• [Required work]
The entries below are to be repeated exactly as they stand.

• [Extracted material]
■ ■ ■ ■ ■

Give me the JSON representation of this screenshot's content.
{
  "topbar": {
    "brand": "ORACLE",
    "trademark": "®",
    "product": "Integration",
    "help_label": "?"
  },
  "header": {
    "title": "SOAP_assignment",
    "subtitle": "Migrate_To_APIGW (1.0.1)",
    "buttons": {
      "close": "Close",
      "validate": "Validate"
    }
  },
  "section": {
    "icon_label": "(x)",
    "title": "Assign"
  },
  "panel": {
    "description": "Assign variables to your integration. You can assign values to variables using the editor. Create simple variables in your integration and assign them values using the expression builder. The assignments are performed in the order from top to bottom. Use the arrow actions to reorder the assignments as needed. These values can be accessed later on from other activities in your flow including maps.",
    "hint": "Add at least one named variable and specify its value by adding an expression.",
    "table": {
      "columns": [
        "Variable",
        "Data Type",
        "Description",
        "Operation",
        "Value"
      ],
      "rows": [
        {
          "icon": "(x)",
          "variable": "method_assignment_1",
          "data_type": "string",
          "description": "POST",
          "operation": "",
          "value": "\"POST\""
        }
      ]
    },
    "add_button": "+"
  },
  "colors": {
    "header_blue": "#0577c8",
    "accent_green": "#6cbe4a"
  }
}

■ ■ ■ ■ ■

• [Problem solution]
Give me the JSON representation of this screenshot's content.
{
  "topbar": {
    "brand": "ORACLE",
    "trademark": "®",
    "product": "Integration",
    "help_label": "?"
  },
  "header": {
    "title": "SOAP_assignment",
    "subtitle": "Migrate_To_APIGW (1.0.1)",
    "buttons": {
      "close": "Close",
      "validate": "Validate"
    }
  },
  "section": {
    "icon_label": "(x)",
    "title": "Assign"
  },
  "panel": {
    "description": "Assign variables to your integration. You can assign values to variables using the editor. Create simple variables in your integration and assign them values using the expression builder. The assignments are performed in the order from top to bottom. Use the arrow actions to reorder the assignments as needed. These values can be accessed later on from other activities in your flow including maps.",
    "hint": "Add at least one named variable and specify its value by adding an expression.",
    "table": {
      "columns": [
        "Variable",
        "Data Type",
        "Description",
        "Operation",
        "Value"
      ],
      "rows": [
        {
          "icon": "(x)",
          "variable": "method_assignment_1",
          "data_type": "string",
          "description": "POST",
          "operation": "",
          "value": "\"POST\""
        }
      ]
    },
    "add_button": "+"
  },
  "colors": {
    "header_blue": "#0577c8",
    "accent_green": "#6cbe4a"
  }
}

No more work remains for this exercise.